- Problem statement -
Reproduce the listing below word for word, with no pictures.

- Listed entries -
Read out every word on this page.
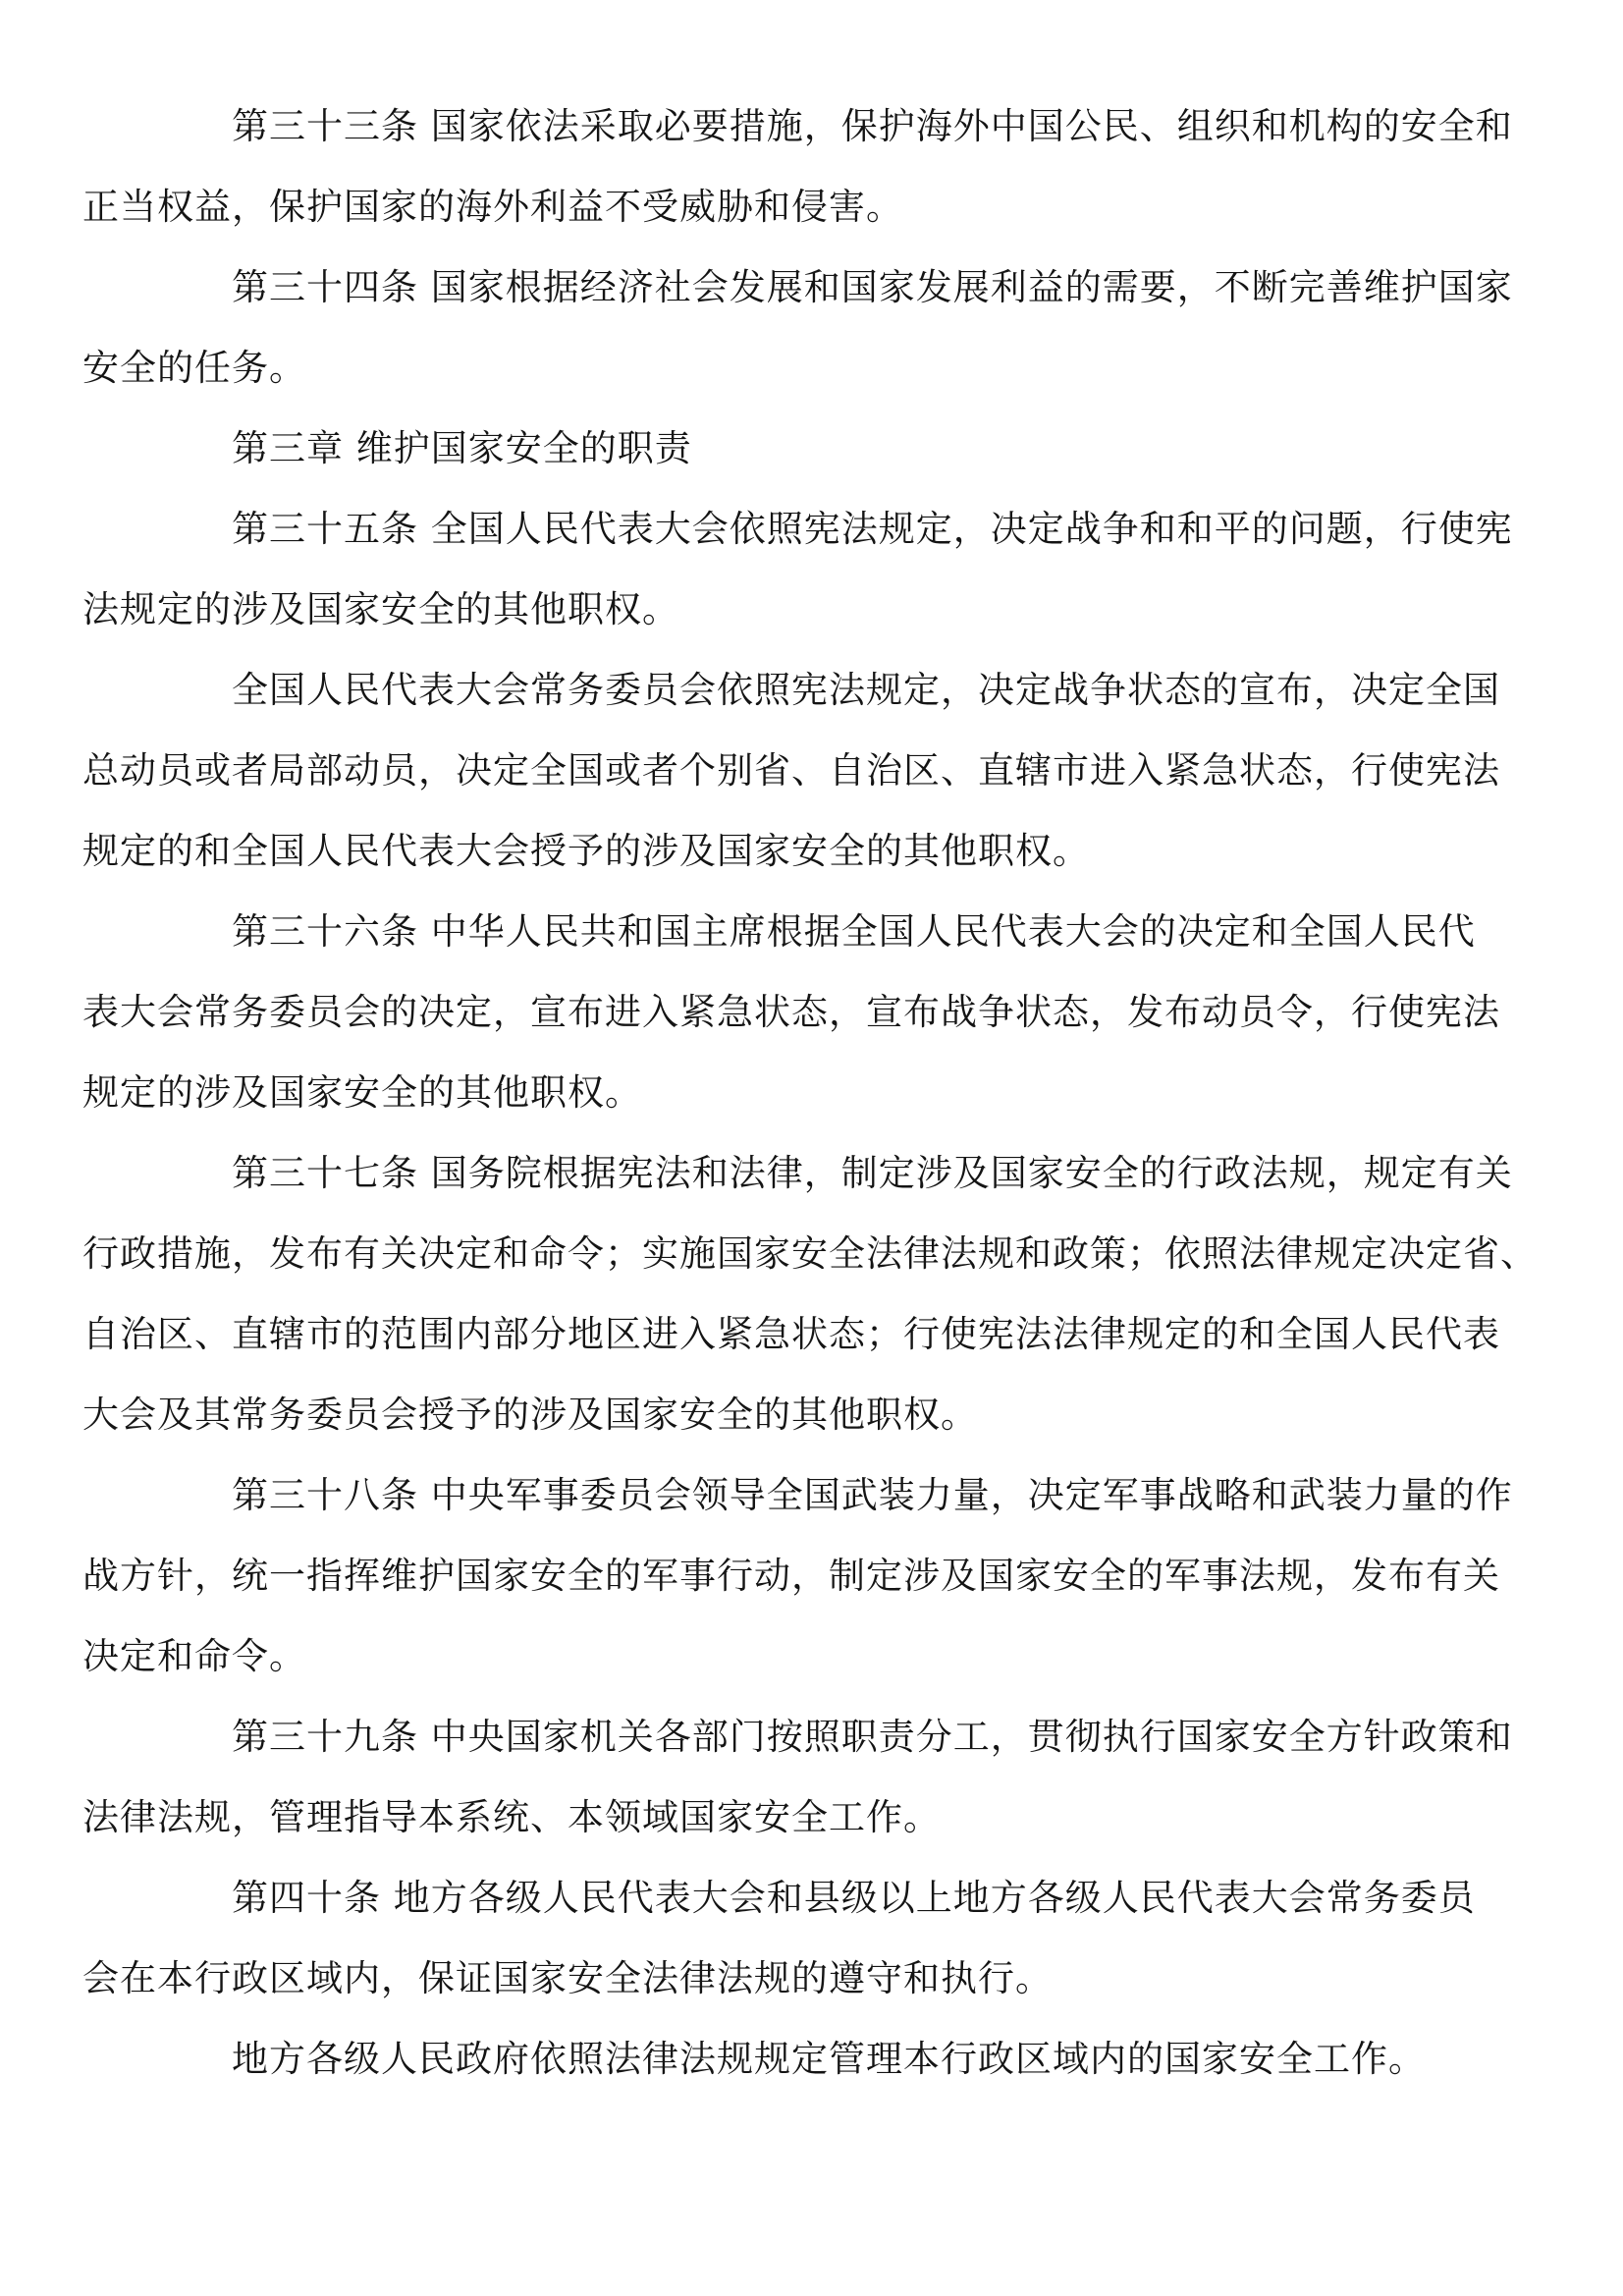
第三十三条 国家依法采取必要措施，保护海外中国公民、组织和机构的安全和
正当权益，保护国家的海外利益不受威胁和侵害。

第三十四条 国家根据经济社会发展和国家发展利益的需要，不断完善维护国家
安全的任务。

第三章 维护国家安全的职责

第三十五条 全国人民代表大会依照宪法规定，决定战争和和平的问题，行使宪
法规定的涉及国家安全的其他职权。

全国人民代表大会常务委员会依照宪法规定，决定战争状态的宣布，决定全国
总动员或者局部动员，决定全国或者个别省、自治区、直辖市进入紧急状态，行使宪法
规定的和全国人民代表大会授予的涉及国家安全的其他职权。

第三十六条 中华人民共和国主席根据全国人民代表大会的决定和全国人民代
表大会常务委员会的决定，宣布进入紧急状态，宣布战争状态，发布动员令，行使宪法
规定的涉及国家安全的其他职权。

第三十七条 国务院根据宪法和法律，制定涉及国家安全的行政法规，规定有关
行政措施，发布有关决定和命令；实施国家安全法律法规和政策；依照法律规定决定省、
自治区、直辖市的范围内部分地区进入紧急状态；行使宪法法律规定的和全国人民代表
大会及其常务委员会授予的涉及国家安全的其他职权。

第三十八条 中央军事委员会领导全国武装力量，决定军事战略和武装力量的作
战方针，统一指挥维护国家安全的军事行动，制定涉及国家安全的军事法规，发布有关
决定和命令。

第三十九条 中央国家机关各部门按照职责分工，贯彻执行国家安全方针政策和
法律法规，管理指导本系统、本领域国家安全工作。

第四十条 地方各级人民代表大会和县级以上地方各级人民代表大会常务委员
会在本行政区域内，保证国家安全法律法规的遵守和执行。

地方各级人民政府依照法律法规规定管理本行政区域内的国家安全工作。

- Task response -
Read out every word on this page.
第三十三条 国家依法采取必要措施，保护海外中国公民、组织和机构的安全和
正当权益，保护国家的海外利益不受威胁和侵害。

第三十四条 国家根据经济社会发展和国家发展利益的需要，不断完善维护国家
安全的任务。

第三章 维护国家安全的职责

第三十五条 全国人民代表大会依照宪法规定，决定战争和和平的问题，行使宪
法规定的涉及国家安全的其他职权。

全国人民代表大会常务委员会依照宪法规定，决定战争状态的宣布，决定全国
总动员或者局部动员，决定全国或者个别省、自治区、直辖市进入紧急状态，行使宪法
规定的和全国人民代表大会授予的涉及国家安全的其他职权。

第三十六条 中华人民共和国主席根据全国人民代表大会的决定和全国人民代
表大会常务委员会的决定，宣布进入紧急状态，宣布战争状态，发布动员令，行使宪法
规定的涉及国家安全的其他职权。

第三十七条 国务院根据宪法和法律，制定涉及国家安全的行政法规，规定有关
行政措施，发布有关决定和命令；实施国家安全法律法规和政策；依照法律规定决定省、
自治区、直辖市的范围内部分地区进入紧急状态；行使宪法法律规定的和全国人民代表
大会及其常务委员会授予的涉及国家安全的其他职权。

第三十八条 中央军事委员会领导全国武装力量，决定军事战略和武装力量的作
战方针，统一指挥维护国家安全的军事行动，制定涉及国家安全的军事法规，发布有关
决定和命令。

第三十九条 中央国家机关各部门按照职责分工，贯彻执行国家安全方针政策和
法律法规，管理指导本系统、本领域国家安全工作。

第四十条 地方各级人民代表大会和县级以上地方各级人民代表大会常务委员
会在本行政区域内，保证国家安全法律法规的遵守和执行。

地方各级人民政府依照法律法规规定管理本行政区域内的国家安全工作。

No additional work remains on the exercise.